→ **WHAT YOU SHOULD DO**: Take the line that contains "Extract all readable text from this page." and every line after it in the material below, and quote them exactly.

* BEGIN EXERCISE DATA *

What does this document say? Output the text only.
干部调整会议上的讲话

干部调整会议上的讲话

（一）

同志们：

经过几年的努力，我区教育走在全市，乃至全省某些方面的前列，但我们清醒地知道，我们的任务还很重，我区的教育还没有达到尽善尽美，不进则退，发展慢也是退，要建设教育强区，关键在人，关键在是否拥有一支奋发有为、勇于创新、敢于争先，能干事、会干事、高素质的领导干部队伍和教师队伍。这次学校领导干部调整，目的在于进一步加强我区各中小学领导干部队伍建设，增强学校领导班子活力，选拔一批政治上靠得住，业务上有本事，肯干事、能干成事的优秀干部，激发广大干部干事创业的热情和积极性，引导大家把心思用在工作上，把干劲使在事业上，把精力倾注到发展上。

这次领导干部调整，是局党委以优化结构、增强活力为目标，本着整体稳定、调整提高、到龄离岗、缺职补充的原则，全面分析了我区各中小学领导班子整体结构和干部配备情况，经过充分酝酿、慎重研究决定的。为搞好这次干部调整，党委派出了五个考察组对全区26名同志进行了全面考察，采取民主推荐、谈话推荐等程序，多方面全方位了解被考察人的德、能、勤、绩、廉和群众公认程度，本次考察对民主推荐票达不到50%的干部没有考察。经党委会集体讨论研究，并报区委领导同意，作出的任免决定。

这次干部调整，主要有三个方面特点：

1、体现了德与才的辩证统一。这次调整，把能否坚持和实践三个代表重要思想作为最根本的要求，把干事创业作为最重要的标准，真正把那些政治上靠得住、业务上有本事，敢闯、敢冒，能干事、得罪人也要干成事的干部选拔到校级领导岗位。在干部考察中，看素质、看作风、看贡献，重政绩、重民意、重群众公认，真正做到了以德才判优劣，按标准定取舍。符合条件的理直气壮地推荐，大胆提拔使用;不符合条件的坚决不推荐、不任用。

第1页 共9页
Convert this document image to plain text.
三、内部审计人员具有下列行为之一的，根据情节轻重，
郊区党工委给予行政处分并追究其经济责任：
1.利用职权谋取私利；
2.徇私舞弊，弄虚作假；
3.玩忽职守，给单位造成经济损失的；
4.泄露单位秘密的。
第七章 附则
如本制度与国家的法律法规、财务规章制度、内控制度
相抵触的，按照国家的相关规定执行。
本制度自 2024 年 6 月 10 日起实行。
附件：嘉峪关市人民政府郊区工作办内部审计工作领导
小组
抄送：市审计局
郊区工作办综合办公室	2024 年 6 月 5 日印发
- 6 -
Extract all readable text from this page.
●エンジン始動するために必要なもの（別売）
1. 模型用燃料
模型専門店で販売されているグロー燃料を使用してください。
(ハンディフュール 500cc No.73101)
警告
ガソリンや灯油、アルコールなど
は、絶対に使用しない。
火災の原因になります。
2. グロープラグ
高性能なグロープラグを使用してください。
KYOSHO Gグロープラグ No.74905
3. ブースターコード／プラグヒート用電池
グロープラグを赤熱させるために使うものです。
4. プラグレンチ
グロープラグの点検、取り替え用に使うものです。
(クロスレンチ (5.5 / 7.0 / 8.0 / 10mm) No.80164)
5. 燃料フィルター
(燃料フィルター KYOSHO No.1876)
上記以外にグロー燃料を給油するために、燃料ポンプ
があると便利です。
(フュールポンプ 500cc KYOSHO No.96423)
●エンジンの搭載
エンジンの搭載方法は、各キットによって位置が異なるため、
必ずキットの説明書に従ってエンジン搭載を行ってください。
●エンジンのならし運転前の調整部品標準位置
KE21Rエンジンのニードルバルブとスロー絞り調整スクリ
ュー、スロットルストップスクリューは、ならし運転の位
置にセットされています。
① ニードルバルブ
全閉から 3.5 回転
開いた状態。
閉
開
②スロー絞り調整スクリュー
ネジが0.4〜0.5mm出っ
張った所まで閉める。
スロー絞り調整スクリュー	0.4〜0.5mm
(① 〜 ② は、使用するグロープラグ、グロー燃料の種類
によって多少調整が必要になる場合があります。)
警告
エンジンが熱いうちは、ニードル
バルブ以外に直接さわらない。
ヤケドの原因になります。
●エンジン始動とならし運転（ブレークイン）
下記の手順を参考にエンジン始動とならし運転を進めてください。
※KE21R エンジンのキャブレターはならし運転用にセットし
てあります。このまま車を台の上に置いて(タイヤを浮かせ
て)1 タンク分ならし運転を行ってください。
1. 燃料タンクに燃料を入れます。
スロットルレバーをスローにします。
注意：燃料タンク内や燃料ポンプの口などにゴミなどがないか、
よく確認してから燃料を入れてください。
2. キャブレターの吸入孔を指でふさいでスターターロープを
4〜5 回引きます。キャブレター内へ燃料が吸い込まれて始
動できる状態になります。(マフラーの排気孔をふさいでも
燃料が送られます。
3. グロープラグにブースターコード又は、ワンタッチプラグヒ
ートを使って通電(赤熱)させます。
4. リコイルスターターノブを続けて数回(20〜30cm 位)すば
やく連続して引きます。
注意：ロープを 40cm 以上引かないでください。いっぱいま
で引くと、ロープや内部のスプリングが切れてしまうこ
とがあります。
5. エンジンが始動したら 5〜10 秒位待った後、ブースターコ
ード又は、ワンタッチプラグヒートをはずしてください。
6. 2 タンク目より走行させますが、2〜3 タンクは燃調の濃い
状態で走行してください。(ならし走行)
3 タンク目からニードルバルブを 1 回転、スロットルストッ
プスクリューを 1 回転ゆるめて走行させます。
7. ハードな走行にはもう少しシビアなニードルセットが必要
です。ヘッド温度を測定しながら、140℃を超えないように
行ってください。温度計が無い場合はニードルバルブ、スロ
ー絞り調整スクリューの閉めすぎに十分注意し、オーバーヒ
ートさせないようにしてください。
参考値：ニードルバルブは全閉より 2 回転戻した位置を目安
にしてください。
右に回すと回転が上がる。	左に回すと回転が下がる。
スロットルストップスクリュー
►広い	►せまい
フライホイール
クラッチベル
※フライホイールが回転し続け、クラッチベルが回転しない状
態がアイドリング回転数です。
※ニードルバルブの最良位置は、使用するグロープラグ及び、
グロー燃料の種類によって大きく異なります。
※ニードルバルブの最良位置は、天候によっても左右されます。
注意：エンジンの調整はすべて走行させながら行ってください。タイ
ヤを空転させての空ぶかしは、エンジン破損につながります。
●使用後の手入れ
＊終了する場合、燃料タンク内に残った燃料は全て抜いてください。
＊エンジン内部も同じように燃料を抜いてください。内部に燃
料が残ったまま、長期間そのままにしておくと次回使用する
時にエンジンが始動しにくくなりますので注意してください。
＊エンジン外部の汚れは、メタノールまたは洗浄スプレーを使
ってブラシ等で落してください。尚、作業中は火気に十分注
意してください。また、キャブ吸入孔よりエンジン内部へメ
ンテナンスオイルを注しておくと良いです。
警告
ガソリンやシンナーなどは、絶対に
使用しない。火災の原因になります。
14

* END EXERCISE DATA *

→ **EXERCISE RESULT**:
Extract all readable text from this page.
●エンジン始動するために必要なもの（別売）
1. 模型用燃料
模型専門店で販売されているグロー燃料を使用してください。
(ハンディフュール 500cc No.73101)
警告
ガソリンや灯油、アルコールなど
は、絶対に使用しない。
火災の原因になります。
2. グロープラグ
高性能なグロープラグを使用してください。
KYOSHO Gグロープラグ No.74905
3. ブースターコード／プラグヒート用電池
グロープラグを赤熱させるために使うものです。
4. プラグレンチ
グロープラグの点検、取り替え用に使うものです。
(クロスレンチ (5.5 / 7.0 / 8.0 / 10mm) No.80164)
5. 燃料フィルター
(燃料フィルター KYOSHO No.1876)
上記以外にグロー燃料を給油するために、燃料ポンプ
があると便利です。
(フュールポンプ 500cc KYOSHO No.96423)
●エンジンの搭載
エンジンの搭載方法は、各キットによって位置が異なるため、
必ずキットの説明書に従ってエンジン搭載を行ってください。
●エンジンのならし運転前の調整部品標準位置
KE21Rエンジンのニードルバルブとスロー絞り調整スクリ
ュー、スロットルストップスクリューは、ならし運転の位
置にセットされています。
① ニードルバルブ
全閉から 3.5 回転
開いた状態。
閉
開
②スロー絞り調整スクリュー
ネジが0.4〜0.5mm出っ
張った所まで閉める。
スロー絞り調整スクリュー	0.4〜0.5mm
(① 〜 ② は、使用するグロープラグ、グロー燃料の種類
によって多少調整が必要になる場合があります。)
警告
エンジンが熱いうちは、ニードル
バルブ以外に直接さわらない。
ヤケドの原因になります。
●エンジン始動とならし運転（ブレークイン）
下記の手順を参考にエンジン始動とならし運転を進めてください。
※KE21R エンジンのキャブレターはならし運転用にセットし
てあります。このまま車を台の上に置いて(タイヤを浮かせ
て)1 タンク分ならし運転を行ってください。
1. 燃料タンクに燃料を入れます。
スロットルレバーをスローにします。
注意：燃料タンク内や燃料ポンプの口などにゴミなどがないか、
よく確認してから燃料を入れてください。
2. キャブレターの吸入孔を指でふさいでスターターロープを
4〜5 回引きます。キャブレター内へ燃料が吸い込まれて始
動できる状態になります。(マフラーの排気孔をふさいでも
燃料が送られます。
3. グロープラグにブースターコード又は、ワンタッチプラグヒ
ートを使って通電(赤熱)させます。
4. リコイルスターターノブを続けて数回(20〜30cm 位)すば
やく連続して引きます。
注意：ロープを 40cm 以上引かないでください。いっぱいま
で引くと、ロープや内部のスプリングが切れてしまうこ
とがあります。
5. エンジンが始動したら 5〜10 秒位待った後、ブースターコ
ード又は、ワンタッチプラグヒートをはずしてください。
6. 2 タンク目より走行させますが、2〜3 タンクは燃調の濃い
状態で走行してください。(ならし走行)
3 タンク目からニードルバルブを 1 回転、スロットルストッ
プスクリューを 1 回転ゆるめて走行させます。
7. ハードな走行にはもう少しシビアなニードルセットが必要
です。ヘッド温度を測定しながら、140℃を超えないように
行ってください。温度計が無い場合はニードルバルブ、スロ
ー絞り調整スクリューの閉めすぎに十分注意し、オーバーヒ
ートさせないようにしてください。
参考値：ニードルバルブは全閉より 2 回転戻した位置を目安
にしてください。
右に回すと回転が上がる。	左に回すと回転が下がる。
スロットルストップスクリュー
►広い	►せまい
フライホイール
クラッチベル
※フライホイールが回転し続け、クラッチベルが回転しない状
態がアイドリング回転数です。
※ニードルバルブの最良位置は、使用するグロープラグ及び、
グロー燃料の種類によって大きく異なります。
※ニードルバルブの最良位置は、天候によっても左右されます。
注意：エンジンの調整はすべて走行させながら行ってください。タイ
ヤを空転させての空ぶかしは、エンジン破損につながります。
●使用後の手入れ
＊終了する場合、燃料タンク内に残った燃料は全て抜いてください。
＊エンジン内部も同じように燃料を抜いてください。内部に燃
料が残ったまま、長期間そのままにしておくと次回使用する
時にエンジンが始動しにくくなりますので注意してください。
＊エンジン外部の汚れは、メタノールまたは洗浄スプレーを使
ってブラシ等で落してください。尚、作業中は火気に十分注
意してください。また、キャブ吸入孔よりエンジン内部へメ
ンテナンスオイルを注しておくと良いです。
警告
ガソリンやシンナーなどは、絶対に
使用しない。火災の原因になります。
14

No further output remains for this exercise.